Exercise A
In the blog post about Tom Spencer's talk below, what was the talk called?

Selected passage
.....

Tom Spencer on the soul of the gardener


by Susan
One of many highlights of the Gardenblogger Spring Fling in Austin was the talk by the beloved local gardening guru Tom Spencer.  (Here’sTomspencer
my rave about Tom’s site, Soul of the Garden, which won the 2007 Mousie for Gardening Site of the Year.) The talk, "Gathered Stones: Garden Memories," took us to a higher plane, and considering that we were already high as kites on the natural beauty of the Lady Bird Johnson Wildflower Center, that plane’s an awfully nice place to hang out.  My frantic note-taking yields these snippets:

Gardens are human creations, not acts of nature.  Gardeners are creative people, who "try to do good by our little patch of earth."  (Great explanation of what I call "eco-gardening".)   

We’re taught to discount miracles and wonder, and Tom sees even 7-year-olds who are jaded. For kids to develop spiritually, they NEED connections with nature.

Gardening is a spiritual activity and gardeners make the world a better place (no argument there).

He’s a "follower of Christ, but not a Christian; a follower of Buddha, but not a Buddhist."

Paying attention is central to spirituality, though in our culture it’s a "countercultural activity."

Tom recommended to us: "Ordinarily Sacred" by Linda Sexton, Last Child in the Woods by Richard Louv (a friend of his), and the poems of Mary Oliver.  He didn’t just recommend Oliver’s poems, though.  He read – with a lot of heart – her "Summer Day," my favorite line of which is "I don’t know what a prayer is.  I do know how to pay attention."

And Tom got no disagreement from this crowd of gardenbloggers when he asserted that gardeners make the world a more beautiful place – something that’s not to be discounted – and that gardenbloggers then go and share it all on the Web.  Lord knows we try.

Pam Penick’s posted our big group photo with Tom just after his talk.  Here’s the link – notice how serene we all look?


  1. The line you quoted, “try to do good by our little patch of earth,” resonated with me too. His talk was terrific, very moving and just the right counterpoint to the noisier and more active highlights of the day. While he spoke, we were all paying attention and in the moment—until my cell phone rang. Oops!

  2. I have been very interested in the spiritual aspect of certain activities. Music and fishing I’ve mused upon, and now I can add gardening. I bet the Japanese have something to say on this topic.

    See you Saturday night.

  3. Hi Susan!

.....

Exercise materials
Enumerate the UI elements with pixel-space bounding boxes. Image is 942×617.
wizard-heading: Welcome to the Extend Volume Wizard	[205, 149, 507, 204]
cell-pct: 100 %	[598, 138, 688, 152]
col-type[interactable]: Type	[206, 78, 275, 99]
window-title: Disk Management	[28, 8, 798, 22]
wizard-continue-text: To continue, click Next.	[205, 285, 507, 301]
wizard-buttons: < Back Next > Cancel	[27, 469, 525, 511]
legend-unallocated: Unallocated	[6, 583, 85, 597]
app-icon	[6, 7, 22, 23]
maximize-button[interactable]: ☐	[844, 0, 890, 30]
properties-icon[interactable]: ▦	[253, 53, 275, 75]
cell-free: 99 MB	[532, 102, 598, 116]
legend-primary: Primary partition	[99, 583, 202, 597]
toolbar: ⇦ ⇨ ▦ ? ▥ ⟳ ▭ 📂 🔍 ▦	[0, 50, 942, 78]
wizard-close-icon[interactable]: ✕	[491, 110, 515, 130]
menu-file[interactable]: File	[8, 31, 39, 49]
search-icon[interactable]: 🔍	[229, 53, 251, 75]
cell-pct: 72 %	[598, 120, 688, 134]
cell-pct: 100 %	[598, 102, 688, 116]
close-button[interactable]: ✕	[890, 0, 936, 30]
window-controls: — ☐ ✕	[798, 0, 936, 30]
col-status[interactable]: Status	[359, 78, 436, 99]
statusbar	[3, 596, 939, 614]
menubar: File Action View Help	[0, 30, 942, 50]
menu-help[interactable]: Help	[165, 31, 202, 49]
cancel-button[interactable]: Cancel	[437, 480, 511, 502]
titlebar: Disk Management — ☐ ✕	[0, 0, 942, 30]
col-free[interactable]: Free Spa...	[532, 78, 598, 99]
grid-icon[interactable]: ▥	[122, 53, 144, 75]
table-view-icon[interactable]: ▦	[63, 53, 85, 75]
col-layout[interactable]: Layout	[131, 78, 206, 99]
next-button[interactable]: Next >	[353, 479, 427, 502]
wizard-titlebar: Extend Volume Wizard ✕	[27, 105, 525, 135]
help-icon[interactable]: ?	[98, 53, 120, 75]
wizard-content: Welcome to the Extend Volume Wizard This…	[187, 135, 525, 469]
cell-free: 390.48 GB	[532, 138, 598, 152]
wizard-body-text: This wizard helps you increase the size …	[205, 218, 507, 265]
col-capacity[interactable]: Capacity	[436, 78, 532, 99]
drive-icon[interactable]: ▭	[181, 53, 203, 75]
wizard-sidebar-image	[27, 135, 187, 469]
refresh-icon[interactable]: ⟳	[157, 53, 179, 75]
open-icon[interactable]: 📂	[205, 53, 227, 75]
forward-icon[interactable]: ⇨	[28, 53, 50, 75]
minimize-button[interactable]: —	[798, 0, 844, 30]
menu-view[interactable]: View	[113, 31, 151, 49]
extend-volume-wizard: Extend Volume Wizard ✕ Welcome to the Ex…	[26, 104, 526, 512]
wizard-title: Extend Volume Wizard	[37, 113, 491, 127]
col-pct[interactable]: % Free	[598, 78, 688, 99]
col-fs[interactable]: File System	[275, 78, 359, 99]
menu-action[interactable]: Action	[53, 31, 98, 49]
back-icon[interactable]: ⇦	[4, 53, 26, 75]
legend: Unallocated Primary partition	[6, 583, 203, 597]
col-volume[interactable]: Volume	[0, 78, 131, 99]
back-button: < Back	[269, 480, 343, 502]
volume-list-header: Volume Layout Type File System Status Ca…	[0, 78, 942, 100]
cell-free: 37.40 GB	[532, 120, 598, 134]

.....

Exercise B
Find every row above that contains the word "Management", and copy each of those rows in full. Case counts.

Exercise answer A
"Gathered Stones: Garden Memories."

Exercise answer B
window-title: Disk Management	[28, 8, 798, 22]
titlebar: Disk Management — ☐ ✕	[0, 0, 942, 30]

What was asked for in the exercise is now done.